● **SHORT EXERCISE**:
Render the lines in the entries below as a JSON list of strings, one string per line, leaving out blank lines. Cover everything from the line containing "197, 732, 235]" down to the line containing "ruler-number: 4 — [319, 842, 331, 860]", both included, and nothing else.

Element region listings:
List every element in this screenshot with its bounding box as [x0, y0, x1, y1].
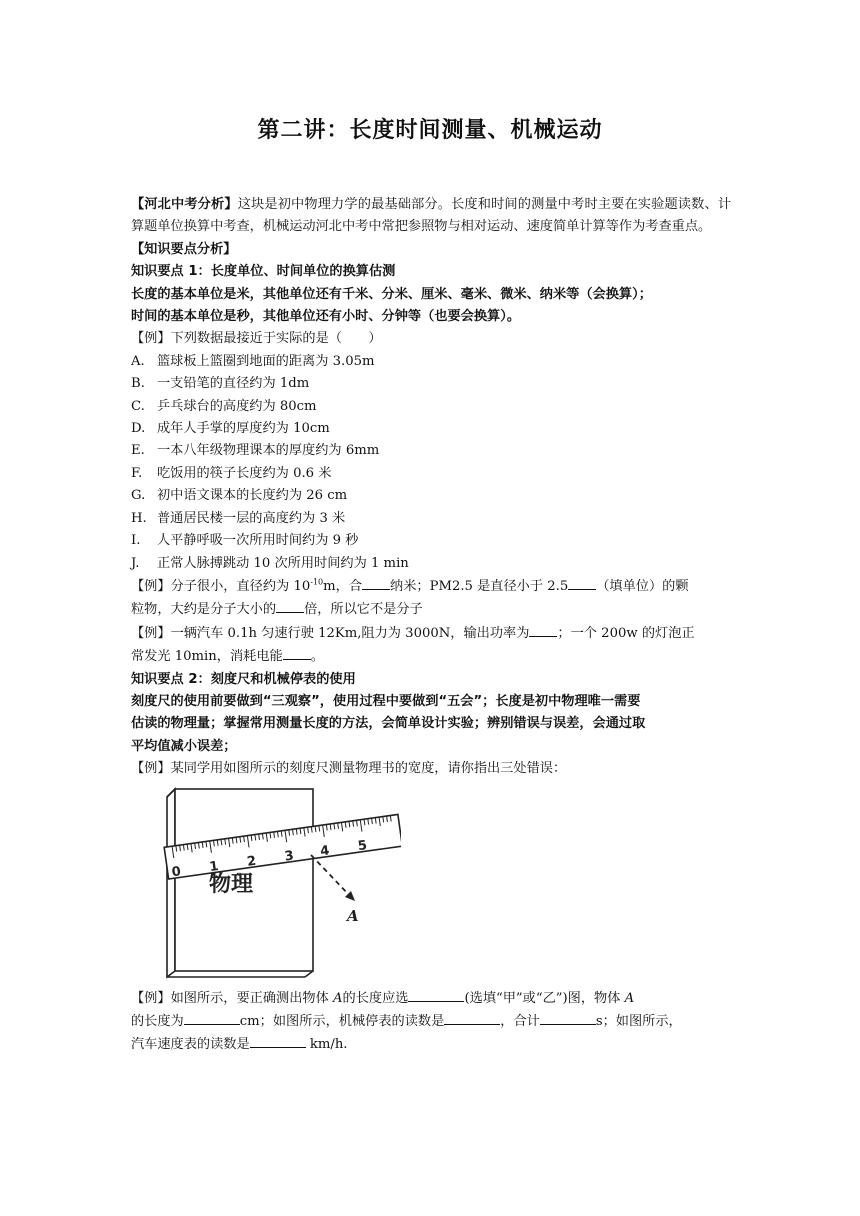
intro-text: 这块是初中物理力学的最基础部分。长度和时间的测量中考时主要在实验题读数、计算题单位换算中考查，机械运动河北中考中常把参照物与相对运动、速度简单计算等作为考查重点。 — [131, 197, 732, 235]
option-text: 正常人脉搏跳动 10 次所用时间约为 1 min — [157, 555, 409, 571]
answer-blank[interactable] — [184, 1010, 240, 1025]
ruler-number: 1 — [208, 858, 220, 875]
intro-paragraph — [131, 194, 731, 239]
ruler-book-figure — [131, 781, 731, 987]
example5-text: ，合计 — [500, 1013, 540, 1029]
example3-line-1 — [131, 622, 731, 645]
option-a — [131, 351, 731, 373]
example2-text: 粒物，大约是分子大小的 — [131, 602, 277, 618]
option-c — [131, 396, 731, 418]
point1-bold-line-1: 长度的基本单位是米，其他单位还有千米、分米、厘米、毫米、微米、纳米等（会换算）； — [131, 286, 652, 302]
option-label: E. — [131, 443, 145, 459]
ruler-number: 4 — [319, 842, 331, 860]
option-text: 篮球板上篮圈到地面的距离为 3.05m — [157, 353, 375, 369]
option-label: F. — [131, 465, 143, 481]
analysis-heading: 【知识要点分析】 — [131, 241, 237, 257]
example5-line-1 — [131, 987, 731, 1010]
option-h — [131, 508, 731, 530]
ruler-number: 3 — [283, 847, 295, 865]
option-text: 吃饭用的筷子长度约为 0.6 米 — [157, 465, 332, 481]
page-title: 第二讲：长度时间测量、机械运动 — [257, 118, 603, 143]
object-label: A — [333, 990, 343, 1006]
example5-text: s；如图所示， — [595, 1013, 682, 1029]
example2-text: m，合 — [323, 578, 363, 594]
ruler-number: 2 — [246, 853, 258, 870]
example2-line-2 — [131, 598, 731, 621]
option-label: D. — [131, 421, 146, 437]
point2-bold-line-1: 刻度尺的使用前要做到“三观察”，使用过程中要做到“五会”；长度是初中物理唯一需要 — [131, 693, 641, 709]
example-tag: 【例】 — [131, 625, 171, 641]
answer-blank[interactable] — [283, 645, 311, 660]
option-text: 人平静呼吸一次所用时间约为 9 秒 — [157, 533, 359, 549]
object-label: A — [624, 990, 635, 1006]
example1-question — [131, 328, 731, 350]
answer-blank[interactable] — [444, 1010, 500, 1025]
example-tag: 【例】 — [131, 331, 171, 347]
answer-blank[interactable] — [540, 1010, 596, 1025]
example3-text: 一辆汽车 0.1h 匀速行驶 12Km,阻力为 3000N，输出功率为 — [170, 625, 530, 641]
exponent: -10 — [310, 577, 324, 587]
option-label: A. — [131, 353, 145, 369]
example3-text: 。 — [310, 649, 324, 665]
intro-tag: 【河北中考分析】 — [131, 197, 238, 212]
example5-line-3 — [131, 1033, 731, 1056]
point1-bold-line-2: 时间的基本单位是秒，其他单位还有小时、分钟等（也要会换算）。 — [131, 309, 521, 325]
option-text: 普通居民楼一层的高度约为 3 米 — [157, 510, 346, 526]
example-tag: 【例】 — [131, 990, 171, 1006]
example5-text: (选填“甲”或“乙”)图，物体 — [464, 990, 625, 1006]
example5-text: km/h. — [305, 1037, 348, 1053]
example4-question-text: 某同学用如图所示的刻度尺测量物理书的宽度，请你指出三处错误： — [170, 761, 567, 777]
dashed-arrow — [311, 855, 351, 897]
example5-text: 的长度为 — [131, 1013, 184, 1029]
arrow-head — [345, 891, 355, 901]
option-d — [131, 418, 731, 440]
option-label: G. — [131, 488, 146, 504]
example2-line-1 — [131, 575, 731, 598]
point2-heading: 知识要点 2：刻度尺和机械停表的使用 — [131, 671, 356, 687]
example-tag: 【例】 — [131, 761, 171, 777]
example2-text: 倍，所以它不是分子 — [304, 602, 423, 618]
example5-text: 的长度应选 — [342, 990, 409, 1006]
option-e — [131, 440, 731, 462]
arrow-label: A — [347, 906, 359, 925]
example3-line-2 — [131, 645, 731, 668]
book-label: 物理 — [209, 871, 254, 897]
point1-heading: 知识要点 1：长度单位、时间单位的换算估测 — [131, 264, 396, 280]
example2-text: 分子很小，直径约为 10 — [170, 578, 311, 594]
option-j — [131, 553, 731, 575]
option-label: J. — [131, 555, 140, 571]
option-text: 成年人手掌的厚度约为 10cm — [157, 421, 330, 437]
answer-blank[interactable] — [408, 987, 464, 1002]
point2-bold-line-3: 平均值减小误差； — [131, 738, 237, 754]
example3-text: ；一个 200w 的灯泡正 — [557, 625, 695, 641]
option-label: H. — [131, 510, 147, 526]
point2-bold-line-2: 估读的物理量；掌握常用测量长度的方法，会简单设计实验；辨别错误与误差，会通过取 — [131, 716, 646, 732]
answer-blank[interactable] — [568, 575, 596, 590]
option-i — [131, 530, 731, 552]
example1-question-text: 下列数据最接近于实际的是（ ） — [170, 331, 382, 347]
option-text: 一支铅笔的直径约为 1dm — [157, 376, 310, 392]
answer-blank[interactable] — [362, 575, 390, 590]
option-f — [131, 463, 731, 485]
example3-text: 常发光 10min，消耗电能 — [131, 649, 283, 665]
option-label: B. — [131, 376, 145, 392]
option-label: I. — [131, 533, 141, 549]
option-text: 初中语文课本的长度约为 26 cm — [157, 488, 348, 504]
example4-question — [131, 758, 731, 780]
answer-blank[interactable] — [276, 598, 304, 613]
option-b — [131, 373, 731, 395]
ruler-book-illustration — [161, 785, 401, 981]
answer-blank[interactable] — [250, 1033, 306, 1048]
document-body — [131, 194, 731, 1057]
example2-text: （填单位）的颗 — [596, 578, 689, 594]
option-text: 一本八年级物理课本的厚度约为 6mm — [157, 443, 380, 459]
example5-text: cm；如图所示，机械停表的读数是 — [239, 1013, 445, 1029]
example5-line-2 — [131, 1010, 731, 1033]
example2-text: 纳米；PM2.5 是直径小于 2.5 — [390, 578, 569, 594]
option-text: 乒乓球台的高度约为 80cm — [157, 398, 317, 414]
answer-blank[interactable] — [529, 622, 557, 637]
ruler-number: 0 — [170, 863, 182, 880]
option-label: C. — [131, 398, 145, 414]
example-tag: 【例】 — [131, 578, 171, 594]
option-g — [131, 485, 731, 507]
example5-text: 汽车速度表的读数是 — [131, 1037, 250, 1053]
ruler-number: 5 — [356, 837, 369, 854]
example5-text: 如图所示，要正确测出物体 — [170, 990, 334, 1006]
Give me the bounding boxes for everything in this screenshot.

● **TASK ANSWER**:
[
  "intro-text: 这块是初中物理力学的最基础部分。长度和时间的测量中考时主要在实验题读数、计算题单位换算中考查，机械运动河北中考中常把参照物与相对运动、速度简单计算等作为考查重点。 — [131, 197, 732, 235]",
  "option-text: 正常人脉搏跳动 10 次所用时间约为 1 min — [157, 555, 409, 571]",
  "answer-blank[interactable] — [184, 1010, 240, 1025]",
  "ruler-number: 1 — [208, 858, 220, 875]",
  "intro-paragraph — [131, 194, 731, 239]",
  "ruler-book-figure — [131, 781, 731, 987]",
  "example5-text: ，合计 — [500, 1013, 540, 1029]",
  "example3-line-1 — [131, 622, 731, 645]",
  "option-a — [131, 351, 731, 373]",
  "example2-text: 粒物，大约是分子大小的 — [131, 602, 277, 618]",
  "option-c — [131, 396, 731, 418]",
  "point1-bold-line-1: 长度的基本单位是米，其他单位还有千米、分米、厘米、毫米、微米、纳米等（会换算）； — [131, 286, 652, 302]",
  "option-label: E. — [131, 443, 145, 459]",
  "ruler-number: 4 — [319, 842, 331, 860]"
]